#### [Exercise description]
Within the material below, find each line bearing the word "content" and present it.

#### [Input]
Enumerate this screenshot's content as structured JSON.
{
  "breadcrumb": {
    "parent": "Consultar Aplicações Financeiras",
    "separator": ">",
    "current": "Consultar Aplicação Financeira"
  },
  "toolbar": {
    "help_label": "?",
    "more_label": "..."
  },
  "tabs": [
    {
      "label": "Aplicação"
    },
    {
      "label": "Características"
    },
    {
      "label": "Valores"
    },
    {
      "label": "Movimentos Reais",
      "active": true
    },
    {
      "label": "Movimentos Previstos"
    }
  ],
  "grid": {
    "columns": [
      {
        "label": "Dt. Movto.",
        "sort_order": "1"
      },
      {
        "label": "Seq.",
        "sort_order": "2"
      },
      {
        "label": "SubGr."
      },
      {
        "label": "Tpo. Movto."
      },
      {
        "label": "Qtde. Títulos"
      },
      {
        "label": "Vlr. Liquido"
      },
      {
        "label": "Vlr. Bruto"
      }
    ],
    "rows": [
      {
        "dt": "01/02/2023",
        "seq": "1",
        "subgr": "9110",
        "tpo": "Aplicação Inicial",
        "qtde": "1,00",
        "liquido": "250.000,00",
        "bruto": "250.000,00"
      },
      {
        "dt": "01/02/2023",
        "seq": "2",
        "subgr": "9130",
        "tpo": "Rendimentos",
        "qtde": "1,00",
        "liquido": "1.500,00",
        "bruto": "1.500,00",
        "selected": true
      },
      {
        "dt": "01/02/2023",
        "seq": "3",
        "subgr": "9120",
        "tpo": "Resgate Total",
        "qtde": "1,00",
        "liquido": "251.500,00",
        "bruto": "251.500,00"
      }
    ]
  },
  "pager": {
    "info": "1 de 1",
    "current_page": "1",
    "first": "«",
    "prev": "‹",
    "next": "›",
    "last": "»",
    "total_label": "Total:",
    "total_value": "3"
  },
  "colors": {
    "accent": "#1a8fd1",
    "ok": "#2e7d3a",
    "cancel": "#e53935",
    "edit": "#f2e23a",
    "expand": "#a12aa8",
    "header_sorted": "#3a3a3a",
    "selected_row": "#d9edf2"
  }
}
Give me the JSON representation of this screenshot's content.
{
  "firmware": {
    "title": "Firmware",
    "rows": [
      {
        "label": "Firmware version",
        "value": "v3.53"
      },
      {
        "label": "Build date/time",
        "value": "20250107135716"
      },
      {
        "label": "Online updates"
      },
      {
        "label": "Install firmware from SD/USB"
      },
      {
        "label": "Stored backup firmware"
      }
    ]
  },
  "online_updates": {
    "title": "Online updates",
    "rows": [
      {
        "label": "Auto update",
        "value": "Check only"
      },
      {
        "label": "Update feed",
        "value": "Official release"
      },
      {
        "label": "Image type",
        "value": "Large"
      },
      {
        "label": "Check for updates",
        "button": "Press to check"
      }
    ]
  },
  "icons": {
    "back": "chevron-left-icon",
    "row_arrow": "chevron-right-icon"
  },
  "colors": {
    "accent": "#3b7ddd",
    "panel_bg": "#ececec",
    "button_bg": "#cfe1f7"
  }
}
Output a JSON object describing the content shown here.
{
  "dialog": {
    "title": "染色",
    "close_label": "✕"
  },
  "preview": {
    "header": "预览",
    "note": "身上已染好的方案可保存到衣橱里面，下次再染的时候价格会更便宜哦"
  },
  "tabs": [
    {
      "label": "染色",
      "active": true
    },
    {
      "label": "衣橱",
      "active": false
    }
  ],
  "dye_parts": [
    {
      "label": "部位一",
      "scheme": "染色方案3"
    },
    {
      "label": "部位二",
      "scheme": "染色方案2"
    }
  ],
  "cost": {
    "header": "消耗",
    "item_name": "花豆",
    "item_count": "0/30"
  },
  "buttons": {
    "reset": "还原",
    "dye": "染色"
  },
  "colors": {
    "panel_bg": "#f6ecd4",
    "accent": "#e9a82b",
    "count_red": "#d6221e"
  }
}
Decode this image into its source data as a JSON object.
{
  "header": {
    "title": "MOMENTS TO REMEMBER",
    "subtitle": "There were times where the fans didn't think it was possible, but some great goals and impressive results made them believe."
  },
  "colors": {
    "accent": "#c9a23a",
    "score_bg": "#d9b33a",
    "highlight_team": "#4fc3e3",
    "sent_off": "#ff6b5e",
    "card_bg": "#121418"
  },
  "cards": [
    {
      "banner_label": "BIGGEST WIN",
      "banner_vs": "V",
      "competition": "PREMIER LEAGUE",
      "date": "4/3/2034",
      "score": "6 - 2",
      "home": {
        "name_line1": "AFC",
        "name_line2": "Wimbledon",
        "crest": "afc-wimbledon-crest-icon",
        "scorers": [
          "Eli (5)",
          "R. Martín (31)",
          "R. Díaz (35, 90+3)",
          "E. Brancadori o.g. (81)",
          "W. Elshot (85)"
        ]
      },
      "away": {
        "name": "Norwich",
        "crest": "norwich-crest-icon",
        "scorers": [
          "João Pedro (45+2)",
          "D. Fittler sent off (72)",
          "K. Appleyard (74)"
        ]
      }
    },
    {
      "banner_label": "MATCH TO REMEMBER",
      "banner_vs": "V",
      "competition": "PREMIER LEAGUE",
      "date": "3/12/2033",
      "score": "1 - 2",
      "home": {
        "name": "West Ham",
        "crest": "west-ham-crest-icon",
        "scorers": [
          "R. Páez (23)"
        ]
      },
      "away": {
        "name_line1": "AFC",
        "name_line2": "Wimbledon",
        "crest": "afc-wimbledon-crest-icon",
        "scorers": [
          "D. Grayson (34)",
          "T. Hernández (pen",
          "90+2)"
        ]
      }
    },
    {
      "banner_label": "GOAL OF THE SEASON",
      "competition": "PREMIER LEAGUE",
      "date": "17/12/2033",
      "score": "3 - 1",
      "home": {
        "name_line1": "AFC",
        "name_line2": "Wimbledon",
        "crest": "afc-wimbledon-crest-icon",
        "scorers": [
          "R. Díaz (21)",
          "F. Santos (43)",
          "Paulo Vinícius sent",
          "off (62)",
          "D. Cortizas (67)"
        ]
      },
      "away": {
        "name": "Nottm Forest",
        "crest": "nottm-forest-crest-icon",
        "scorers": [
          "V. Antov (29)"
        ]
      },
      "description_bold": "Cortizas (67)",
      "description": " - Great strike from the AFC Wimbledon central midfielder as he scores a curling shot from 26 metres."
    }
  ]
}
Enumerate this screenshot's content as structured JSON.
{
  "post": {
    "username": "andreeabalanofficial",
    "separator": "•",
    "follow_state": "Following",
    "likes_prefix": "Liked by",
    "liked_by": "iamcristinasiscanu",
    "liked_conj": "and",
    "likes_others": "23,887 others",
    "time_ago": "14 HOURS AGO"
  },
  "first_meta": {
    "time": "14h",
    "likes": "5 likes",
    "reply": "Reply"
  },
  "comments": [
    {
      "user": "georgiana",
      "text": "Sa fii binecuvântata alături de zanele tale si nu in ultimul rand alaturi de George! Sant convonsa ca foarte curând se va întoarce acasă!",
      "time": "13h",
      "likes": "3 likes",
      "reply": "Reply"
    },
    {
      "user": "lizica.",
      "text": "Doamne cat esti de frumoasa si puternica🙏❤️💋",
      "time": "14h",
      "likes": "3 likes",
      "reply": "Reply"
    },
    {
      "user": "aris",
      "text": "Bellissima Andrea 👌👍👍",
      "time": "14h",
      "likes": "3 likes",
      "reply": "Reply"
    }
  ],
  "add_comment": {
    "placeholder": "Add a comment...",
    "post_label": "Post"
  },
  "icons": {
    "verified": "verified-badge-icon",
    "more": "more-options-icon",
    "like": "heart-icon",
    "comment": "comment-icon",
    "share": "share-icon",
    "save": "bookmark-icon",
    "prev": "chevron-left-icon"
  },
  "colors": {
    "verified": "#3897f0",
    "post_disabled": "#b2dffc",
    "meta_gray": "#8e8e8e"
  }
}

#### [Answer to this exercise]
Enumerate this screenshot's content as structured JSON.
Give me the JSON representation of this screenshot's content.
Output a JSON object describing the content shown here.
Enumerate this screenshot's content as structured JSON.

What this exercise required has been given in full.